▶ _GOAL_
The listing below should be copied in full, word for word.

▶ _ENTRIES SHOWN_

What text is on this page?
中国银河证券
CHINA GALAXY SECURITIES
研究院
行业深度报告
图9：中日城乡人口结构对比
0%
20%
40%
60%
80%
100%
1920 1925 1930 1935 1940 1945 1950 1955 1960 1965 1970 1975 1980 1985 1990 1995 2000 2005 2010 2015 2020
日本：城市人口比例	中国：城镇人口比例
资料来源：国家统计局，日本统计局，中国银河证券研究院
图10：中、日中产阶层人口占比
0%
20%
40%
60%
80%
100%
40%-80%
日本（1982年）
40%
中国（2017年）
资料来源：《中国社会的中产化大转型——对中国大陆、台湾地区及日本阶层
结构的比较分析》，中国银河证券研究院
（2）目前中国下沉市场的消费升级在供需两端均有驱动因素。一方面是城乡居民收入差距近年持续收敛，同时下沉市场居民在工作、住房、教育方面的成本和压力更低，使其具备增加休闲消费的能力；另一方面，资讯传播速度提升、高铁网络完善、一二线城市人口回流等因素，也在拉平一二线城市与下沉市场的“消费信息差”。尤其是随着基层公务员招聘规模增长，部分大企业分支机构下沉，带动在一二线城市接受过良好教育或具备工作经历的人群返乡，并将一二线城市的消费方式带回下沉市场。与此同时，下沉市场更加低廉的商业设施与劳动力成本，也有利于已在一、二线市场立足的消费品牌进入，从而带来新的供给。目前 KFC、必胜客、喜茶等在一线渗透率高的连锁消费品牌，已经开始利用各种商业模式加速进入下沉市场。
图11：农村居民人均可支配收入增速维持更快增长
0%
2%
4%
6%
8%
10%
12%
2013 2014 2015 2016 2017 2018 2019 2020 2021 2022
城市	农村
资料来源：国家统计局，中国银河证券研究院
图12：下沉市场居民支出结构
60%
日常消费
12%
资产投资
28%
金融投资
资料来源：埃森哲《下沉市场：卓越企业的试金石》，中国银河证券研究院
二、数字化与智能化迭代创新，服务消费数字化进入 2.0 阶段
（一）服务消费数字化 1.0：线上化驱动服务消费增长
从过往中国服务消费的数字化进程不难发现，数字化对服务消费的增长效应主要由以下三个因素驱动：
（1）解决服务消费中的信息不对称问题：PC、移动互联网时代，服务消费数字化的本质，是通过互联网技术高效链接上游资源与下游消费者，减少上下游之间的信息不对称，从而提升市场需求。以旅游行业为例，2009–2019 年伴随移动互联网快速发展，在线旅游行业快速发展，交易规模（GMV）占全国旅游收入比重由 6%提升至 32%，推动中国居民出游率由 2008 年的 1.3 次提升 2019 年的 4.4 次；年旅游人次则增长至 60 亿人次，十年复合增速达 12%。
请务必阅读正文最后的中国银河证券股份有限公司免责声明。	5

▶ _SOLUTION_
What text is on this page?
中国银河证券
CHINA GALAXY SECURITIES
研究院
行业深度报告
图9：中日城乡人口结构对比
0%
20%
40%
60%
80%
100%
1920 1925 1930 1935 1940 1945 1950 1955 1960 1965 1970 1975 1980 1985 1990 1995 2000 2005 2010 2015 2020
日本：城市人口比例	中国：城镇人口比例
资料来源：国家统计局，日本统计局，中国银河证券研究院
图10：中、日中产阶层人口占比
0%
20%
40%
60%
80%
100%
40%-80%
日本（1982年）
40%
中国（2017年）
资料来源：《中国社会的中产化大转型——对中国大陆、台湾地区及日本阶层
结构的比较分析》，中国银河证券研究院
（2）目前中国下沉市场的消费升级在供需两端均有驱动因素。一方面是城乡居民收入差距近年持续收敛，同时下沉市场居民在工作、住房、教育方面的成本和压力更低，使其具备增加休闲消费的能力；另一方面，资讯传播速度提升、高铁网络完善、一二线城市人口回流等因素，也在拉平一二线城市与下沉市场的“消费信息差”。尤其是随着基层公务员招聘规模增长，部分大企业分支机构下沉，带动在一二线城市接受过良好教育或具备工作经历的人群返乡，并将一二线城市的消费方式带回下沉市场。与此同时，下沉市场更加低廉的商业设施与劳动力成本，也有利于已在一、二线市场立足的消费品牌进入，从而带来新的供给。目前 KFC、必胜客、喜茶等在一线渗透率高的连锁消费品牌，已经开始利用各种商业模式加速进入下沉市场。
图11：农村居民人均可支配收入增速维持更快增长
0%
2%
4%
6%
8%
10%
12%
2013 2014 2015 2016 2017 2018 2019 2020 2021 2022
城市	农村
资料来源：国家统计局，中国银河证券研究院
图12：下沉市场居民支出结构
60%
日常消费
12%
资产投资
28%
金融投资
资料来源：埃森哲《下沉市场：卓越企业的试金石》，中国银河证券研究院
二、数字化与智能化迭代创新，服务消费数字化进入 2.0 阶段
（一）服务消费数字化 1.0：线上化驱动服务消费增长
从过往中国服务消费的数字化进程不难发现，数字化对服务消费的增长效应主要由以下三个因素驱动：
（1）解决服务消费中的信息不对称问题：PC、移动互联网时代，服务消费数字化的本质，是通过互联网技术高效链接上游资源与下游消费者，减少上下游之间的信息不对称，从而提升市场需求。以旅游行业为例，2009–2019 年伴随移动互联网快速发展，在线旅游行业快速发展，交易规模（GMV）占全国旅游收入比重由 6%提升至 32%，推动中国居民出游率由 2008 年的 1.3 次提升 2019 年的 4.4 次；年旅游人次则增长至 60 亿人次，十年复合增速达 12%。
请务必阅读正文最后的中国银河证券股份有限公司免责声明。	5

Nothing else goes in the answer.